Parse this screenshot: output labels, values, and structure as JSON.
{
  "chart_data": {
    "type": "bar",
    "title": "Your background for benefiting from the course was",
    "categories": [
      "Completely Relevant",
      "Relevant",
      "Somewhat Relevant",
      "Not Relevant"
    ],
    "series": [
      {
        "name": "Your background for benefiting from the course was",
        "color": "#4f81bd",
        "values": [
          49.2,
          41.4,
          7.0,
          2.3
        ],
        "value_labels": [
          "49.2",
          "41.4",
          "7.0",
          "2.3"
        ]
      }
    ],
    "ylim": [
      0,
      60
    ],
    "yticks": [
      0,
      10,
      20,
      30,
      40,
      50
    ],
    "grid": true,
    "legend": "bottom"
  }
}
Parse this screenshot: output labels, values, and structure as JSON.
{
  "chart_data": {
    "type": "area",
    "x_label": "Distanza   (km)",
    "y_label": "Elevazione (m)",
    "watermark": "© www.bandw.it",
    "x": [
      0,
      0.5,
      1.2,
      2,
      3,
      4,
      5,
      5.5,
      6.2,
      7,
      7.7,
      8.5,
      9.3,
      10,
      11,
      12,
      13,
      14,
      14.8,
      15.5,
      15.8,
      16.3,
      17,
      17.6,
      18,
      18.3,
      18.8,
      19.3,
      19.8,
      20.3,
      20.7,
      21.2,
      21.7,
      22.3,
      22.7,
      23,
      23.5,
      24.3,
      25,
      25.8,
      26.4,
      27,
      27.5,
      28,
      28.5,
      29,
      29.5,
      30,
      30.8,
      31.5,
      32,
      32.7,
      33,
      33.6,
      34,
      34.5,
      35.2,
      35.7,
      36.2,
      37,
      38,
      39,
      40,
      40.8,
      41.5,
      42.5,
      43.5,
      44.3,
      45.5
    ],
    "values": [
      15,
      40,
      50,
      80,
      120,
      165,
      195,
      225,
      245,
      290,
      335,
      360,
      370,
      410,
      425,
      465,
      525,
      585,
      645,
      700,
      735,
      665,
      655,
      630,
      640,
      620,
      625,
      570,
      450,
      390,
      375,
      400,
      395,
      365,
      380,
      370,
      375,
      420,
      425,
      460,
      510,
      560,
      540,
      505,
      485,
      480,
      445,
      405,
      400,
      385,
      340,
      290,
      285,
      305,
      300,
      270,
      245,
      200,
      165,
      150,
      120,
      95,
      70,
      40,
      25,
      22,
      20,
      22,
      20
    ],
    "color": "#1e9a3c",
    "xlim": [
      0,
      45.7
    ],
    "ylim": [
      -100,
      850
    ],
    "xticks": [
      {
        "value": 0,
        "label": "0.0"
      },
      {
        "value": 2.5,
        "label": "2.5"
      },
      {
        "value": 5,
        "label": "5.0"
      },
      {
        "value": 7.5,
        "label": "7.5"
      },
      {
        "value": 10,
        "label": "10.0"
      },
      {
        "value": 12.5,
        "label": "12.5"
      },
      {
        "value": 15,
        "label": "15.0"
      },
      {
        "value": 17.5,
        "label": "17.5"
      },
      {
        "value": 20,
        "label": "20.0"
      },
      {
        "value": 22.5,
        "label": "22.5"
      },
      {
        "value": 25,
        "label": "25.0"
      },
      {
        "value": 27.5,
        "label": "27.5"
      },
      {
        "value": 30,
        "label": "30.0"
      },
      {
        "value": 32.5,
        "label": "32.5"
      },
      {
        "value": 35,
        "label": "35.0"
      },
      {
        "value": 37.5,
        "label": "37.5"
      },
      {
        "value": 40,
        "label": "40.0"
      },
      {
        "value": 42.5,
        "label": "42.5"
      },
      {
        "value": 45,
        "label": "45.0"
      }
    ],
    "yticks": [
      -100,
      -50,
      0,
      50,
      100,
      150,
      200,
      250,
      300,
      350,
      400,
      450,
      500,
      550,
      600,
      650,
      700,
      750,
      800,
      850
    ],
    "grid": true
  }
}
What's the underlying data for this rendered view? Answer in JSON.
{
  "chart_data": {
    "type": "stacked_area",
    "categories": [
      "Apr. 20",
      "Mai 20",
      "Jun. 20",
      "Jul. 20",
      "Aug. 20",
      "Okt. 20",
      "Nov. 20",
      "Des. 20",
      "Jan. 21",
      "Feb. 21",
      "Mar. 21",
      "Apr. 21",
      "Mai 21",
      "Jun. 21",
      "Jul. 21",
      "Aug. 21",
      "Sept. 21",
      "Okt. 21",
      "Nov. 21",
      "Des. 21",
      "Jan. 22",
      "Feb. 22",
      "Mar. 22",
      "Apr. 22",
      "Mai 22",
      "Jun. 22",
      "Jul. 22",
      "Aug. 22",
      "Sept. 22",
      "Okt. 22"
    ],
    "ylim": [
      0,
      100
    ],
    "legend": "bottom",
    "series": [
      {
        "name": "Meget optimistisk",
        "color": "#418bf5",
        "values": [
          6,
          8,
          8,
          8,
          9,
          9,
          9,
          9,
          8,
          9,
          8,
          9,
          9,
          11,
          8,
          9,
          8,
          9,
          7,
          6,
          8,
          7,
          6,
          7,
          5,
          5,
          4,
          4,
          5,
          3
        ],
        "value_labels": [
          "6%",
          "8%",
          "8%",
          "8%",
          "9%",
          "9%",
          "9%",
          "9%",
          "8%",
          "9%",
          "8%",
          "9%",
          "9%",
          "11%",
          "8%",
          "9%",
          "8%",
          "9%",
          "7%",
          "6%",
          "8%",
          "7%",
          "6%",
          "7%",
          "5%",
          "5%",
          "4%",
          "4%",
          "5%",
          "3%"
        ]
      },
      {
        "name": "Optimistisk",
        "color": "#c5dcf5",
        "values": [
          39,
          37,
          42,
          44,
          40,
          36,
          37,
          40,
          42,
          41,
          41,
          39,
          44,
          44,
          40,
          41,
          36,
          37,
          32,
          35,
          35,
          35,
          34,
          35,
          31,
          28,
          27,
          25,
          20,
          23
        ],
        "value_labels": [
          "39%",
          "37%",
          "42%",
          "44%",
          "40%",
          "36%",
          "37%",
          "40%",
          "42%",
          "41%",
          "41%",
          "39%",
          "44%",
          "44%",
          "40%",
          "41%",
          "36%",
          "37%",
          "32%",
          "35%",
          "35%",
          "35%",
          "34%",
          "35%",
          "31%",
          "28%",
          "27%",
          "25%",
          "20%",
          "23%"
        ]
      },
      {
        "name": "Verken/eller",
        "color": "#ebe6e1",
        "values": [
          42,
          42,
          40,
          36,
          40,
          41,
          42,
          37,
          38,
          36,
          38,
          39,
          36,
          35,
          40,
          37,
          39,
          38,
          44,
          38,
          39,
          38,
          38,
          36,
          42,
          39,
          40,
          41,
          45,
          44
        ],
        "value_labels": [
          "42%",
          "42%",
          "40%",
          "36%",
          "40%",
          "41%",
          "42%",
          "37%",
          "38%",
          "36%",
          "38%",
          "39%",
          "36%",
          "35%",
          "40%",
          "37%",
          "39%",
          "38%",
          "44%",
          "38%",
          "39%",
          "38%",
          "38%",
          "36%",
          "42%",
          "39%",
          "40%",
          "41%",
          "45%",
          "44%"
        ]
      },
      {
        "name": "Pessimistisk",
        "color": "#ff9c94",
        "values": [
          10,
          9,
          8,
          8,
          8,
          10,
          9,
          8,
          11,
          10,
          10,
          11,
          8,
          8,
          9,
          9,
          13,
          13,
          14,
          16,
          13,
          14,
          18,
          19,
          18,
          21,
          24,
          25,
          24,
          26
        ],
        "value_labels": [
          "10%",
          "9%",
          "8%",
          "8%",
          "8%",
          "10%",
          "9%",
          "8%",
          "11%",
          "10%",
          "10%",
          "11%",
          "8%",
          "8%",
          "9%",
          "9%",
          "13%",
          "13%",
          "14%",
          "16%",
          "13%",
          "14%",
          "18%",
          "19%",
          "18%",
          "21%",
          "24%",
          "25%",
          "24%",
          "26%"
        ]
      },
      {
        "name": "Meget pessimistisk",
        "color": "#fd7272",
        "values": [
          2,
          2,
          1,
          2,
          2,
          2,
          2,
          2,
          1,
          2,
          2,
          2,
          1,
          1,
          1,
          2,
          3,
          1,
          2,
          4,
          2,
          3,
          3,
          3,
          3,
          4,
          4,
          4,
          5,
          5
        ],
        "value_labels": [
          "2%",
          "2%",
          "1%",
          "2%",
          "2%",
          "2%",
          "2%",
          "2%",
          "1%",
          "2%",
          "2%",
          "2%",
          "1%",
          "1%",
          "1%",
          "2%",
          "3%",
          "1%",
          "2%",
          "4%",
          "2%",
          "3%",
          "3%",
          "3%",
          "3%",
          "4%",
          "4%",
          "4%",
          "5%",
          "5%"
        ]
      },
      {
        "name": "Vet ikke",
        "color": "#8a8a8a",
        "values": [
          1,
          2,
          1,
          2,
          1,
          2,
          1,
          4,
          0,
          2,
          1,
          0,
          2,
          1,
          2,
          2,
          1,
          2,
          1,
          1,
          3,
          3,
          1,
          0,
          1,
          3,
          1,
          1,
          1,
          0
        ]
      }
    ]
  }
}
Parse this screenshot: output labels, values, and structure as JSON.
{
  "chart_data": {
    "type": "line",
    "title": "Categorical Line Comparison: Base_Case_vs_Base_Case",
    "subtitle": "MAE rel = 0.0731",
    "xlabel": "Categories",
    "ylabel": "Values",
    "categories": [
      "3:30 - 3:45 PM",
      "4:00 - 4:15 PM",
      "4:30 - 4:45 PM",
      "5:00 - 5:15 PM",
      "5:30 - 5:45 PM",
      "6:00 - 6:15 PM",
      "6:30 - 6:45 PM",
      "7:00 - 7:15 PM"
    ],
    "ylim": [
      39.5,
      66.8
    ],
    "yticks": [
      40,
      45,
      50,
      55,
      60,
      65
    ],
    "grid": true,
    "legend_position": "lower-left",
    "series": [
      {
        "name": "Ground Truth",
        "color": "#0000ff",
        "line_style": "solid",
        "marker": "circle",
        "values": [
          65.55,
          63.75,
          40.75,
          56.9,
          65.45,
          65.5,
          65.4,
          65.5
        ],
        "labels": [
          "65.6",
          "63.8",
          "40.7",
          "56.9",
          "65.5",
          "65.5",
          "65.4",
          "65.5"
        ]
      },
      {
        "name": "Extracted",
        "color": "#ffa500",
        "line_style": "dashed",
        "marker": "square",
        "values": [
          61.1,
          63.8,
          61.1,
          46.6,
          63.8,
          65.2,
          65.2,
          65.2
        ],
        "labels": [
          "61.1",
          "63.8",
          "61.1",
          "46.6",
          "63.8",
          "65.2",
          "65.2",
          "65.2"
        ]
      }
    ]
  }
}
__________________________________________________
*Requirement*
Of the lines in the listing above, how many hold the string "Relevant"? Reply with the number only.

*Worked solution*
4